AIM:
Copy each entry as it stands, leaving nothing out.

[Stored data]
+++
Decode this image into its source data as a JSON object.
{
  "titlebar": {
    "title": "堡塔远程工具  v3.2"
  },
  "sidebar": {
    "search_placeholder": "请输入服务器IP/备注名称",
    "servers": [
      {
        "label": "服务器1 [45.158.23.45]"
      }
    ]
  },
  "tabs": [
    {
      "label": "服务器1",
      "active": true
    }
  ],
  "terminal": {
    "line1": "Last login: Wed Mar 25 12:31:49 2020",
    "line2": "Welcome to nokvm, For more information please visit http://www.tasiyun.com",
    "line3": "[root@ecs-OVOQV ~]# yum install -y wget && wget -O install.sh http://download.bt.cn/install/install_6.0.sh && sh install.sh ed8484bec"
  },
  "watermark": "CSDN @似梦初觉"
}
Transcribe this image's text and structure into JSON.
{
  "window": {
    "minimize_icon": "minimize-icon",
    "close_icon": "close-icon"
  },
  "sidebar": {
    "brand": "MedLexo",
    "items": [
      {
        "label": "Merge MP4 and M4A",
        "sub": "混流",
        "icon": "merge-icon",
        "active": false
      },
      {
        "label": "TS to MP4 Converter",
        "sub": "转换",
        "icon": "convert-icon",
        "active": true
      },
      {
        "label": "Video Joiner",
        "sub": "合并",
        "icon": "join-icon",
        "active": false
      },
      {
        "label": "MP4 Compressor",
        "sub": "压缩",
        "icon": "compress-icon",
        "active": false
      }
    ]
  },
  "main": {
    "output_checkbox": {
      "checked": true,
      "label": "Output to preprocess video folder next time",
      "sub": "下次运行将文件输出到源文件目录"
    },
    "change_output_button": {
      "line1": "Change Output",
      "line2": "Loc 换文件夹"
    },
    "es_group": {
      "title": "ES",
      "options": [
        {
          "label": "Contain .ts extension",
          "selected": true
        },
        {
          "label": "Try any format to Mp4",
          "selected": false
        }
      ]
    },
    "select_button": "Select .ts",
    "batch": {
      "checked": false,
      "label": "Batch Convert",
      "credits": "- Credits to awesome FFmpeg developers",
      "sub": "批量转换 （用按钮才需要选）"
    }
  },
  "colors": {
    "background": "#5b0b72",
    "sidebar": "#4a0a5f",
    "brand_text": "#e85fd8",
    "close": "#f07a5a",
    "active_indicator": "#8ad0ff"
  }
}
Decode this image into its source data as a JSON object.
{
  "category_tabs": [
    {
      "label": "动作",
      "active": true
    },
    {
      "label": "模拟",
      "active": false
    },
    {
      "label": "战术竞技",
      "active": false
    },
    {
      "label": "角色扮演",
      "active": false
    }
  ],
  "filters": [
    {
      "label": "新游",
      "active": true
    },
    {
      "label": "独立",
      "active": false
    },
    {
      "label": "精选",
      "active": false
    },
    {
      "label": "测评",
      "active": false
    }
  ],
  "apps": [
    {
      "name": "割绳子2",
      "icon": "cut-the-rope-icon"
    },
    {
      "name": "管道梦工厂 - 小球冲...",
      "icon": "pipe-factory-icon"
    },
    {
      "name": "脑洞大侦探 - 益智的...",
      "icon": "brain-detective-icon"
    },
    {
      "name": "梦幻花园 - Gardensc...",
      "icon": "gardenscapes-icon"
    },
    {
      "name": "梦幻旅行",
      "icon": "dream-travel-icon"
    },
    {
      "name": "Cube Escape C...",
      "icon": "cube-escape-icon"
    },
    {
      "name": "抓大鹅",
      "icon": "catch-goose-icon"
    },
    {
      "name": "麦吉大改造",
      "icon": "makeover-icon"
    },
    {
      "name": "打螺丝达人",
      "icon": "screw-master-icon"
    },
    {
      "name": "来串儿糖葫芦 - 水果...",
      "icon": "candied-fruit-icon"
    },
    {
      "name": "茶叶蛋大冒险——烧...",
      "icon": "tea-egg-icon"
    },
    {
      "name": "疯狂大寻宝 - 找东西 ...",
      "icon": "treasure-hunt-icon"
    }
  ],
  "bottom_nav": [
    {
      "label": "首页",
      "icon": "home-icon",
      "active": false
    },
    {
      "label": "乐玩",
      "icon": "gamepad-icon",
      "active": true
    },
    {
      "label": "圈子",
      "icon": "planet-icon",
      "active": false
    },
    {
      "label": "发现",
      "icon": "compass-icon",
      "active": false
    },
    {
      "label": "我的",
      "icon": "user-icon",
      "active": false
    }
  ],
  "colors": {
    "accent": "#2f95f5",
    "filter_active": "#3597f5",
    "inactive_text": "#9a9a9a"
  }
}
+++
CORRECT OUTPUT:
Decode this image into its source data as a JSON object.
{
  "titlebar": {
    "title": "堡塔远程工具  v3.2"
  },
  "sidebar": {
    "search_placeholder": "请输入服务器IP/备注名称",
    "servers": [
      {
        "label": "服务器1 [45.158.23.45]"
      }
    ]
  },
  "tabs": [
    {
      "label": "服务器1",
      "active": true
    }
  ],
  "terminal": {
    "line1": "Last login: Wed Mar 25 12:31:49 2020",
    "line2": "Welcome to nokvm, For more information please visit http://www.tasiyun.com",
    "line3": "[root@ecs-OVOQV ~]# yum install -y wget && wget -O install.sh http://download.bt.cn/install/install_6.0.sh && sh install.sh ed8484bec"
  },
  "watermark": "CSDN @似梦初觉"
}
Transcribe this image's text and structure into JSON.
{
  "window": {
    "minimize_icon": "minimize-icon",
    "close_icon": "close-icon"
  },
  "sidebar": {
    "brand": "MedLexo",
    "items": [
      {
        "label": "Merge MP4 and M4A",
        "sub": "混流",
        "icon": "merge-icon",
        "active": false
      },
      {
        "label": "TS to MP4 Converter",
        "sub": "转换",
        "icon": "convert-icon",
        "active": true
      },
      {
        "label": "Video Joiner",
        "sub": "合并",
        "icon": "join-icon",
        "active": false
      },
      {
        "label": "MP4 Compressor",
        "sub": "压缩",
        "icon": "compress-icon",
        "active": false
      }
    ]
  },
  "main": {
    "output_checkbox": {
      "checked": true,
      "label": "Output to preprocess video folder next time",
      "sub": "下次运行将文件输出到源文件目录"
    },
    "change_output_button": {
      "line1": "Change Output",
      "line2": "Loc 换文件夹"
    },
    "es_group": {
      "title": "ES",
      "options": [
        {
          "label": "Contain .ts extension",
          "selected": true
        },
        {
          "label": "Try any format to Mp4",
          "selected": false
        }
      ]
    },
    "select_button": "Select .ts",
    "batch": {
      "checked": false,
      "label": "Batch Convert",
      "credits": "- Credits to awesome FFmpeg developers",
      "sub": "批量转换 （用按钮才需要选）"
    }
  },
  "colors": {
    "background": "#5b0b72",
    "sidebar": "#4a0a5f",
    "brand_text": "#e85fd8",
    "close": "#f07a5a",
    "active_indicator": "#8ad0ff"
  }
}
Decode this image into its source data as a JSON object.
{
  "category_tabs": [
    {
      "label": "动作",
      "active": true
    },
    {
      "label": "模拟",
      "active": false
    },
    {
      "label": "战术竞技",
      "active": false
    },
    {
      "label": "角色扮演",
      "active": false
    }
  ],
  "filters": [
    {
      "label": "新游",
      "active": true
    },
    {
      "label": "独立",
      "active": false
    },
    {
      "label": "精选",
      "active": false
    },
    {
      "label": "测评",
      "active": false
    }
  ],
  "apps": [
    {
      "name": "割绳子2",
      "icon": "cut-the-rope-icon"
    },
    {
      "name": "管道梦工厂 - 小球冲...",
      "icon": "pipe-factory-icon"
    },
    {
      "name": "脑洞大侦探 - 益智的...",
      "icon": "brain-detective-icon"
    },
    {
      "name": "梦幻花园 - Gardensc...",
      "icon": "gardenscapes-icon"
    },
    {
      "name": "梦幻旅行",
      "icon": "dream-travel-icon"
    },
    {
      "name": "Cube Escape C...",
      "icon": "cube-escape-icon"
    },
    {
      "name": "抓大鹅",
      "icon": "catch-goose-icon"
    },
    {
      "name": "麦吉大改造",
      "icon": "makeover-icon"
    },
    {
      "name": "打螺丝达人",
      "icon": "screw-master-icon"
    },
    {
      "name": "来串儿糖葫芦 - 水果...",
      "icon": "candied-fruit-icon"
    },
    {
      "name": "茶叶蛋大冒险——烧...",
      "icon": "tea-egg-icon"
    },
    {
      "name": "疯狂大寻宝 - 找东西 ...",
      "icon": "treasure-hunt-icon"
    }
  ],
  "bottom_nav": [
    {
      "label": "首页",
      "icon": "home-icon",
      "active": false
    },
    {
      "label": "乐玩",
      "icon": "gamepad-icon",
      "active": true
    },
    {
      "label": "圈子",
      "icon": "planet-icon",
      "active": false
    },
    {
      "label": "发现",
      "icon": "compass-icon",
      "active": false
    },
    {
      "label": "我的",
      "icon": "user-icon",
      "active": false
    }
  ],
  "colors": {
    "accent": "#2f95f5",
    "filter_active": "#3597f5",
    "inactive_text": "#9a9a9a"
  }
}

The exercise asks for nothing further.